##### The data #####

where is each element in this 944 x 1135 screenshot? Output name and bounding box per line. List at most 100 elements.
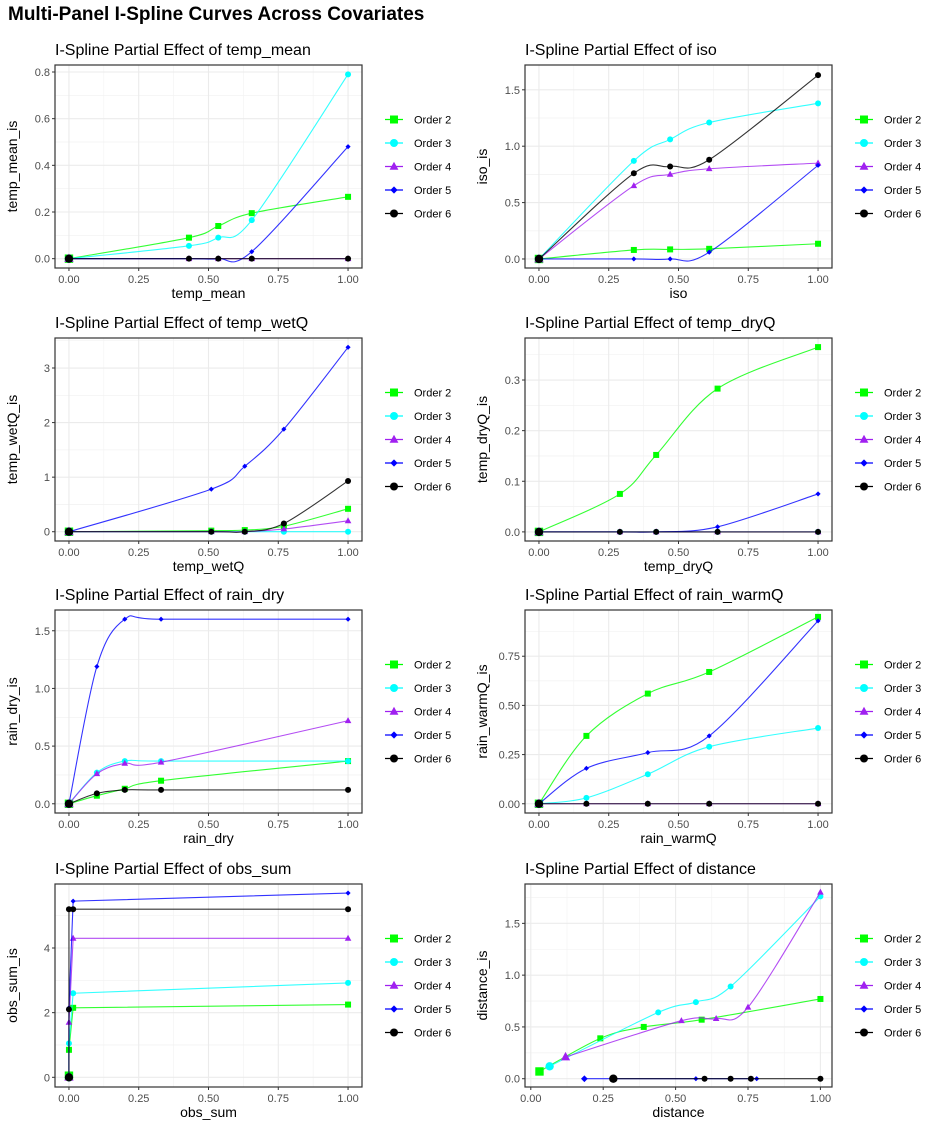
data-point [644, 690, 651, 697]
data-point [667, 256, 673, 262]
data-point [815, 162, 821, 168]
panel-title: I-Spline Partial Effect of rain_warmQ [525, 587, 783, 604]
plot-border [524, 883, 833, 1088]
x-axis-label: temp_mean [172, 285, 246, 301]
panel-title: I-Spline Partial Effect of rain_dry [55, 587, 284, 604]
data-point [121, 759, 129, 766]
chart-panel: I-Spline Partial Effect of temp_mean 0.00… [0, 30, 472, 305]
data-point [158, 786, 165, 793]
legend-key-triangle-icon [859, 161, 869, 170]
legend-key-diamond-icon [860, 459, 868, 467]
x-tick-label: 0.00 [520, 1093, 541, 1105]
x-tick-label: 0.00 [528, 547, 549, 559]
data-point [692, 999, 699, 1006]
x-axis-label: temp_wetQ [173, 558, 245, 574]
data-point [616, 528, 623, 535]
series-6 [609, 1074, 824, 1083]
legend-label: Order 6 [414, 1028, 451, 1040]
legend-key-triangle-icon [389, 161, 399, 170]
legend-label: Order 4 [414, 162, 451, 174]
data-point [344, 717, 352, 724]
legend-key-circle-icon [860, 139, 868, 147]
y-tick-label: 1.0 [505, 141, 520, 153]
x-tick-label: 0.25 [592, 1093, 613, 1105]
legend-item: Order 2 [855, 934, 921, 946]
x-tick-label: 1.00 [337, 274, 358, 286]
x-tick-label: 0.00 [58, 274, 79, 286]
panel-title: I-Spline Partial Effect of iso [525, 42, 717, 59]
legend-item: Order 2 [385, 660, 451, 672]
data-point [815, 100, 822, 107]
legend-key-triangle-icon [389, 706, 399, 715]
y-tick-label: 0.0 [505, 527, 520, 539]
legend-item: Order 5 [385, 1004, 451, 1016]
data-point [815, 800, 822, 807]
data-point [715, 524, 721, 530]
legend: Order 2 Order 3 Order 4 Order 5 Order 6 [385, 660, 451, 766]
legend-item: Order 5 [855, 730, 921, 742]
legend-key-circle-icon [390, 958, 398, 966]
legend-label: Order 5 [884, 458, 921, 470]
data-point [345, 786, 352, 793]
y-tick-label: 0.3 [505, 375, 520, 387]
data-point [666, 170, 674, 177]
legend-item: Order 4 [855, 981, 921, 993]
data-point [712, 1015, 720, 1022]
legend-label: Order 5 [414, 185, 451, 197]
data-point [158, 777, 165, 784]
series-line [68, 720, 349, 805]
legend-key-diamond-icon [860, 186, 868, 194]
x-tick-label: 0.50 [198, 547, 219, 559]
legend-key-triangle-icon [389, 980, 399, 989]
figure-title: Multi-Panel I-Spline Curves Across Covar… [8, 4, 425, 25]
y-tick-label: 0.0 [505, 254, 520, 266]
legend-key-square-icon [390, 934, 398, 943]
legend-item: Order 6 [385, 209, 451, 221]
x-tick-label: 0.00 [58, 547, 79, 559]
data-point [640, 1023, 647, 1030]
x-tick-label: 0.00 [58, 1093, 79, 1105]
y-tick-label: 0.75 [499, 651, 520, 663]
legend-key-circle-icon [390, 684, 398, 692]
legend-key-circle-icon [860, 684, 868, 692]
data-point [645, 750, 651, 756]
legend-item: Order 4 [385, 162, 451, 174]
legend-label: Order 5 [414, 1004, 451, 1016]
legend-item: Order 3 [855, 411, 921, 423]
x-tick-label: 0.50 [668, 274, 689, 286]
legend-item: Order 5 [385, 730, 451, 742]
legend-label: Order 3 [884, 683, 921, 695]
legend-item: Order 3 [855, 138, 921, 150]
legend-item: Order 2 [855, 388, 921, 400]
chart-panel: I-Spline Partial Effect of rain_dry 0.00 0… [0, 575, 472, 850]
legend-key-circle-icon [860, 1028, 868, 1037]
x-tick-label: 0.75 [268, 1093, 289, 1105]
y-axis-label: iso_is [474, 149, 490, 185]
legend-item: Order 2 [385, 934, 451, 946]
data-point [706, 800, 713, 807]
data-point [345, 890, 351, 896]
legend-key-circle-icon [390, 754, 398, 763]
data-point [815, 725, 822, 732]
legend-label: Order 5 [884, 1004, 921, 1016]
data-point [701, 1075, 708, 1082]
data-point [653, 528, 660, 535]
legend-key-circle-icon [860, 754, 868, 763]
data-point [70, 906, 77, 913]
legend-label: Order 2 [884, 388, 921, 400]
data-point [817, 888, 824, 895]
legend-item: Order 4 [385, 707, 451, 719]
data-point [706, 119, 713, 126]
series-6 [534, 72, 822, 264]
legend-label: Order 5 [884, 185, 921, 197]
panel-title: I-Spline Partial Effect of distance [525, 861, 756, 878]
data-point [345, 505, 352, 512]
data-point [534, 254, 544, 264]
panel-title: I-Spline Partial Effect of temp_mean [55, 42, 311, 59]
data-point [698, 1016, 705, 1023]
series-line [68, 759, 349, 805]
y-axis-label: rain_dry_is [4, 677, 20, 745]
legend-label: Order 3 [884, 411, 921, 423]
panel-title: I-Spline Partial Effect of temp_wetQ [55, 315, 308, 332]
x-tick-label: 0.50 [198, 1093, 219, 1105]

#####

→ **Aim**
Count the lines above that contain the string "triangle", and give only that number.

→ **Output of the exercise**
4